_WHAT YOU WILL DO_.
Please find all lines in the data that hold the string "January" and copy them.

Dataset excerpt
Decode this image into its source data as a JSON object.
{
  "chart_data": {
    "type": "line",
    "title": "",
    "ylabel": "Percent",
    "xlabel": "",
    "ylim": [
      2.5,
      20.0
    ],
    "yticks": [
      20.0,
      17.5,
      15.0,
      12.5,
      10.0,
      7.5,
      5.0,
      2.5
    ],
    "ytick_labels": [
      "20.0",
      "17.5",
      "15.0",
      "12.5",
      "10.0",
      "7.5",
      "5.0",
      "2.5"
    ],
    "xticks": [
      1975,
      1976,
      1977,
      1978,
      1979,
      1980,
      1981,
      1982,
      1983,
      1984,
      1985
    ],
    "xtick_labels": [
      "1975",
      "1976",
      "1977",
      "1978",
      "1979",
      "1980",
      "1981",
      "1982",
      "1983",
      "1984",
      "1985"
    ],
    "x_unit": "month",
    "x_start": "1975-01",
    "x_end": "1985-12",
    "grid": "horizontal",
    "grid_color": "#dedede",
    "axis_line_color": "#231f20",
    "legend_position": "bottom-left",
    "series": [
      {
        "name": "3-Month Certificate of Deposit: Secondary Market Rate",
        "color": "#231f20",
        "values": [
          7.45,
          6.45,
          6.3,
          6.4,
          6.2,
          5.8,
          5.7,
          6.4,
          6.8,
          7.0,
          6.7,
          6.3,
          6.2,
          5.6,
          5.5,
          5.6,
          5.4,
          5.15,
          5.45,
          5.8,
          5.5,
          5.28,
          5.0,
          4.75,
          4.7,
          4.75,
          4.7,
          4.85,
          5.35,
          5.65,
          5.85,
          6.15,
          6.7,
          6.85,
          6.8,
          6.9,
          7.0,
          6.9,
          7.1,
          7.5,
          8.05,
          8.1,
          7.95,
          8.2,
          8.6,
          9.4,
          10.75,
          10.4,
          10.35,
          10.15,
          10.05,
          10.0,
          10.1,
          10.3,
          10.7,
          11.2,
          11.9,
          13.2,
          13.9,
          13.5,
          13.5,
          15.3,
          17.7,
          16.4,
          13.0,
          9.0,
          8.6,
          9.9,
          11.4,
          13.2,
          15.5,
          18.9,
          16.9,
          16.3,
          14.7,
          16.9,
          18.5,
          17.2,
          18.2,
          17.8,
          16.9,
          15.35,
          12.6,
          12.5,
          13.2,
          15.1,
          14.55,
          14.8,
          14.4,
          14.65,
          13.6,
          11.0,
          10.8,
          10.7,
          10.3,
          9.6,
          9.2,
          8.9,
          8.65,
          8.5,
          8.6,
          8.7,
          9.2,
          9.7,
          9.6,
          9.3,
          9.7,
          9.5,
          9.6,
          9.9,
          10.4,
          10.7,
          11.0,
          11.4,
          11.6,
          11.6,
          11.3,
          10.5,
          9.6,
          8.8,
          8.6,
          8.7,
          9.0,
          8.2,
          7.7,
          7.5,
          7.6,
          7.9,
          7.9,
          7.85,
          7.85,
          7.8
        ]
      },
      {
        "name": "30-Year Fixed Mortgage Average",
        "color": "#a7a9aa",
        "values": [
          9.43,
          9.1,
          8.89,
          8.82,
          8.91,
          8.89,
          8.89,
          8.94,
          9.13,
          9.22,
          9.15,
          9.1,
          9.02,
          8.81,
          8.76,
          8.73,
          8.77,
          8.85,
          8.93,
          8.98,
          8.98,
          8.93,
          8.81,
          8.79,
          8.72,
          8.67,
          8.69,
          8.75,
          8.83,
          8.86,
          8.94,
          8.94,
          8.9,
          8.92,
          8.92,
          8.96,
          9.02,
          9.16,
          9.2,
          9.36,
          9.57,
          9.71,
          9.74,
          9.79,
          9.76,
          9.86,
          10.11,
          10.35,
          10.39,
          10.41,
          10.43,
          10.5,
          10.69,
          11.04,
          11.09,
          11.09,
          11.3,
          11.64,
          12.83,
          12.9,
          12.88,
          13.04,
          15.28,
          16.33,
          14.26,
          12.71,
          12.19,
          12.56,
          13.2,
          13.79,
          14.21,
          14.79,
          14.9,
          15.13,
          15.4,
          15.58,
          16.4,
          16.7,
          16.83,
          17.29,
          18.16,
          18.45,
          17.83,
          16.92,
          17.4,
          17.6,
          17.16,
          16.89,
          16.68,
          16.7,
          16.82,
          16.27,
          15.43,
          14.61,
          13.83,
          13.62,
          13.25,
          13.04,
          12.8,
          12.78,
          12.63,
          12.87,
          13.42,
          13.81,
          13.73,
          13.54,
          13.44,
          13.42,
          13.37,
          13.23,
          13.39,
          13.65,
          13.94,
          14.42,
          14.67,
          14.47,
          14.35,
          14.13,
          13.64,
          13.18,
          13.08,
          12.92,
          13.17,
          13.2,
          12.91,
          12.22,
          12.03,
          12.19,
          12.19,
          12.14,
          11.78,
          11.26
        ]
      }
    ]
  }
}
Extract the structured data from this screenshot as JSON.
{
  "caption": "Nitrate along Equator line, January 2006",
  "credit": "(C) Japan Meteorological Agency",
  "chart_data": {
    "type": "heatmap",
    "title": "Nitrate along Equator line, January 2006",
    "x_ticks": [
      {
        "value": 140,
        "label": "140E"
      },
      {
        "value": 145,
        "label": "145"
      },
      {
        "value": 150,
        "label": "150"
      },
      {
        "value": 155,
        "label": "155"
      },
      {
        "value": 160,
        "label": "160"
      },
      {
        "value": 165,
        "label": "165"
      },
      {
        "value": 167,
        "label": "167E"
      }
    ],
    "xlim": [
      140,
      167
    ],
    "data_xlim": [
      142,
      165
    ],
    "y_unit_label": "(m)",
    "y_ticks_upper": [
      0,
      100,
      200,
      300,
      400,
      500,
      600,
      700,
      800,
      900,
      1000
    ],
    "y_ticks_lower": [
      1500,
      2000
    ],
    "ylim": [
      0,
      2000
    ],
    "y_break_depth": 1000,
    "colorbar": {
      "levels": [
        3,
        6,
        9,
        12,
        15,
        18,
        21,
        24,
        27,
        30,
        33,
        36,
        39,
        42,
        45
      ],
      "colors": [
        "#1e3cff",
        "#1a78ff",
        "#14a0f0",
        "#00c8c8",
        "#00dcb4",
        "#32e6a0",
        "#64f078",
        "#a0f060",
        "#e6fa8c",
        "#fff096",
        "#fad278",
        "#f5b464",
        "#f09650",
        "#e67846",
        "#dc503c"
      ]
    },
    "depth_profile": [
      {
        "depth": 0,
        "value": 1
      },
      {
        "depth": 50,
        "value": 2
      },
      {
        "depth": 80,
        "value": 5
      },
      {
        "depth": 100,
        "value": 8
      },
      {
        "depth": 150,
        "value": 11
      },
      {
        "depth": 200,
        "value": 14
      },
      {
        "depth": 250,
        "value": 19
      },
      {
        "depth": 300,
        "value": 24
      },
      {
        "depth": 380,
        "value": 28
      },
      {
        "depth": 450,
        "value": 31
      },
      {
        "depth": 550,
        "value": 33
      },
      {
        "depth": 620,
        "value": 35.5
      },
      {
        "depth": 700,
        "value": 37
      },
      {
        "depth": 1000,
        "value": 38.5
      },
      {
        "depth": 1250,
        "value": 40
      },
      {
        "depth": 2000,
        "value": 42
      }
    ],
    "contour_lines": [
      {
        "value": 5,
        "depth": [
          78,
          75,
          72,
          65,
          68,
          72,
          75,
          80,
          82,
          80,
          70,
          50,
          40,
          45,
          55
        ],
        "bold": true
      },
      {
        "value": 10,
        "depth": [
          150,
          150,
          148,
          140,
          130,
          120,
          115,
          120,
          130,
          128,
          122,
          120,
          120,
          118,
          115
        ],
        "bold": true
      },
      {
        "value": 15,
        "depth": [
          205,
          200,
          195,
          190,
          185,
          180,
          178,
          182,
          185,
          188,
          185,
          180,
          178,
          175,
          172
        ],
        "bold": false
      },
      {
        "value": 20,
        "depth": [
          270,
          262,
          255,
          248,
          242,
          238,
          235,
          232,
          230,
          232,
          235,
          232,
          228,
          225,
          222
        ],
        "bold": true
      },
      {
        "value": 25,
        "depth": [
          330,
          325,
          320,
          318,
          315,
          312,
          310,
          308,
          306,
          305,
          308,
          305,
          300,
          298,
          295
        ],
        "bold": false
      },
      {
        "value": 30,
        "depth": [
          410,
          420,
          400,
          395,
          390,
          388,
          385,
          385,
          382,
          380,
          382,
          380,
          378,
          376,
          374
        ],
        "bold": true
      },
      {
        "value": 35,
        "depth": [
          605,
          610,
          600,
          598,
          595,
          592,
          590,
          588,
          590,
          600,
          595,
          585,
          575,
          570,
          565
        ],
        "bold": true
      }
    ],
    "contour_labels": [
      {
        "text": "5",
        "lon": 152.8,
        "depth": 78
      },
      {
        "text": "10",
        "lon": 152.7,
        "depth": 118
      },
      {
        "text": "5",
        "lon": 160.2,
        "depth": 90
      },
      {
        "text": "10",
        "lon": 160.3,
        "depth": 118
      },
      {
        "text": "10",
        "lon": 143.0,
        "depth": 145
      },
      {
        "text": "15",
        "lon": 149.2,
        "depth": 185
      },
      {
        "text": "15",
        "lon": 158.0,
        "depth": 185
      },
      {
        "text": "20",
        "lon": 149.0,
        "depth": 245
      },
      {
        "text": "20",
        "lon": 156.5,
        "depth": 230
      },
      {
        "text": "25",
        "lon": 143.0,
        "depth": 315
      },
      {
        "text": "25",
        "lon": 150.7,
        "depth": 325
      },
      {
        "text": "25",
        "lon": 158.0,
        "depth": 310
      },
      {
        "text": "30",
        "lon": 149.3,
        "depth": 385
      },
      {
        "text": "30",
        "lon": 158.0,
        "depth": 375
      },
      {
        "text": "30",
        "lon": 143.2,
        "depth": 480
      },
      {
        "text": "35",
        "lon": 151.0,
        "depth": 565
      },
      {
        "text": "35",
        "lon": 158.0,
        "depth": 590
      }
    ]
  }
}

_RESULT_.
  "caption": "Nitrate along Equator line, January 2006",
    "title": "Nitrate along Equator line, January 2006",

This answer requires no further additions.